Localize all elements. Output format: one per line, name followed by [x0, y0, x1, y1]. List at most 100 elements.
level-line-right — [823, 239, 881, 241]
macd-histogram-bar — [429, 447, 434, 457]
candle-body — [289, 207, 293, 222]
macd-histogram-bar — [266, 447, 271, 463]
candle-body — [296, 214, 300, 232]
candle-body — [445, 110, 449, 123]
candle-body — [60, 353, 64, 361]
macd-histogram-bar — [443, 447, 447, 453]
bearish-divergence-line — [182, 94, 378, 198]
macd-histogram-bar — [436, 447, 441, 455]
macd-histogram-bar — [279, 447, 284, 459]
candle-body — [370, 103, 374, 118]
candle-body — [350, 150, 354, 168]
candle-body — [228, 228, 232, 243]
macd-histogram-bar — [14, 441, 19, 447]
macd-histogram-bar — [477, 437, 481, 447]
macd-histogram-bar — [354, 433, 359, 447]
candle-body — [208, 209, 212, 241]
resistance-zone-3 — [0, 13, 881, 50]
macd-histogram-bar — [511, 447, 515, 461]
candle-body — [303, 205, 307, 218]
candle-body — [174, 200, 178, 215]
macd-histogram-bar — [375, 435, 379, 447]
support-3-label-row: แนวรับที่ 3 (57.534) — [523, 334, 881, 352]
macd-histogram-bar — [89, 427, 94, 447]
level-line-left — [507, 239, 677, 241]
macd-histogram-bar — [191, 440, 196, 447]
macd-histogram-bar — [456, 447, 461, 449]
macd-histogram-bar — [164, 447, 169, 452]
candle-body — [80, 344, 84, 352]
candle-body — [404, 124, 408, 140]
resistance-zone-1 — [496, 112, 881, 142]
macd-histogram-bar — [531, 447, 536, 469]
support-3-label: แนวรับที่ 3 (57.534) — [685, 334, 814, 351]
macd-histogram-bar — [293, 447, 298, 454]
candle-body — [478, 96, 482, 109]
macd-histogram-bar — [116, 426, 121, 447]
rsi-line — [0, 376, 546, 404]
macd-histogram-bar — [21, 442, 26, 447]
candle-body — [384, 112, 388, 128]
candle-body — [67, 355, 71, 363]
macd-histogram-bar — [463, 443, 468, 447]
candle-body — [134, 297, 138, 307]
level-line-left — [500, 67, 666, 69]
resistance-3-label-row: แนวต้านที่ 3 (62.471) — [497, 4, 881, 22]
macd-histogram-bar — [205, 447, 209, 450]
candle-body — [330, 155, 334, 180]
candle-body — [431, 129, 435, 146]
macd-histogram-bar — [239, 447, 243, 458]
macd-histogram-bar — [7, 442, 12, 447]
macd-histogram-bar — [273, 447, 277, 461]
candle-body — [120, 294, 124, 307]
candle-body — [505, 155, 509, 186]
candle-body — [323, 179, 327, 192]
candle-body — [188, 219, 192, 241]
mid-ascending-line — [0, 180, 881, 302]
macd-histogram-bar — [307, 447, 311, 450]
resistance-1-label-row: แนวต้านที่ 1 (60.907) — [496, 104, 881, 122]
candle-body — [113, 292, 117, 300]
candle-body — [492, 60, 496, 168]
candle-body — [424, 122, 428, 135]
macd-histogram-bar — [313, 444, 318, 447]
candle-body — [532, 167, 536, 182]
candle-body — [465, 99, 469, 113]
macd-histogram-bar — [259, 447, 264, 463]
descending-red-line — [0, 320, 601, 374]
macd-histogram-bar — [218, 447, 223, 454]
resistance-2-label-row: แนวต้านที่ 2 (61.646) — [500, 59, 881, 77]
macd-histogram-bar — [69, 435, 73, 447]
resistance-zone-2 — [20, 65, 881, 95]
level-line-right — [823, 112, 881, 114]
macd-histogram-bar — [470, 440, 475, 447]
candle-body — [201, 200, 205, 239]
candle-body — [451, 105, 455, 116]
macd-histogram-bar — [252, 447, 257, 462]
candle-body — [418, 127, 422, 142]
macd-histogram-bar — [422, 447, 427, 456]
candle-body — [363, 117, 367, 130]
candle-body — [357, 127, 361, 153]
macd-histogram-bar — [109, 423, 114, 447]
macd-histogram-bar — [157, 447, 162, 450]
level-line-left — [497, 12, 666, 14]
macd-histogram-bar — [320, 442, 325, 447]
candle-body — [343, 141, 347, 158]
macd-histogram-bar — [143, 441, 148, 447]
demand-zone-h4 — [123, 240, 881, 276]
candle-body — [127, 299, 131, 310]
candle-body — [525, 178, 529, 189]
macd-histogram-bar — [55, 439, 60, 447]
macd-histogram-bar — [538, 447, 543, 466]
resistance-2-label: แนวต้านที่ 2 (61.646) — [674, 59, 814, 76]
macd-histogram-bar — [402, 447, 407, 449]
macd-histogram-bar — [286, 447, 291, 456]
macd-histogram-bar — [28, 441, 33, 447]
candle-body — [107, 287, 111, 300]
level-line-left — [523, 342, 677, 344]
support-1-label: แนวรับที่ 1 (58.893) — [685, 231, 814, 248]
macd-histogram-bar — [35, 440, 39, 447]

#### TASK STATEMENT
Copy the lines above word for word, from the very first one through the line that contains "candle-body — [505, 155, 509, 186]", including both of those lines.

#### FULL RESPONSE
Localize all elements. Output format: one per line, name followed by [x0, y0, x1, y1]. List at most 100 elements.
level-line-right — [823, 239, 881, 241]
macd-histogram-bar — [429, 447, 434, 457]
candle-body — [289, 207, 293, 222]
macd-histogram-bar — [266, 447, 271, 463]
candle-body — [296, 214, 300, 232]
candle-body — [445, 110, 449, 123]
candle-body — [60, 353, 64, 361]
macd-histogram-bar — [443, 447, 447, 453]
bearish-divergence-line — [182, 94, 378, 198]
macd-histogram-bar — [436, 447, 441, 455]
macd-histogram-bar — [279, 447, 284, 459]
candle-body — [370, 103, 374, 118]
candle-body — [350, 150, 354, 168]
candle-body — [228, 228, 232, 243]
macd-histogram-bar — [14, 441, 19, 447]
macd-histogram-bar — [477, 437, 481, 447]
macd-histogram-bar — [354, 433, 359, 447]
candle-body — [208, 209, 212, 241]
resistance-zone-3 — [0, 13, 881, 50]
macd-histogram-bar — [511, 447, 515, 461]
candle-body — [303, 205, 307, 218]
candle-body — [174, 200, 178, 215]
macd-histogram-bar — [375, 435, 379, 447]
support-3-label-row: แนวรับที่ 3 (57.534) — [523, 334, 881, 352]
macd-histogram-bar — [89, 427, 94, 447]
level-line-left — [507, 239, 677, 241]
macd-histogram-bar — [191, 440, 196, 447]
macd-histogram-bar — [456, 447, 461, 449]
macd-histogram-bar — [164, 447, 169, 452]
candle-body — [80, 344, 84, 352]
candle-body — [404, 124, 408, 140]
resistance-zone-1 — [496, 112, 881, 142]
macd-histogram-bar — [531, 447, 536, 469]
support-3-label: แนวรับที่ 3 (57.534) — [685, 334, 814, 351]
macd-histogram-bar — [293, 447, 298, 454]
candle-body — [478, 96, 482, 109]
macd-histogram-bar — [116, 426, 121, 447]
rsi-line — [0, 376, 546, 404]
macd-histogram-bar — [21, 442, 26, 447]
candle-body — [384, 112, 388, 128]
candle-body — [67, 355, 71, 363]
macd-histogram-bar — [463, 443, 468, 447]
candle-body — [134, 297, 138, 307]
level-line-left — [500, 67, 666, 69]
resistance-3-label-row: แนวต้านที่ 3 (62.471) — [497, 4, 881, 22]
macd-histogram-bar — [205, 447, 209, 450]
candle-body — [330, 155, 334, 180]
candle-body — [431, 129, 435, 146]
macd-histogram-bar — [239, 447, 243, 458]
macd-histogram-bar — [7, 442, 12, 447]
macd-histogram-bar — [273, 447, 277, 461]
candle-body — [120, 294, 124, 307]
candle-body — [505, 155, 509, 186]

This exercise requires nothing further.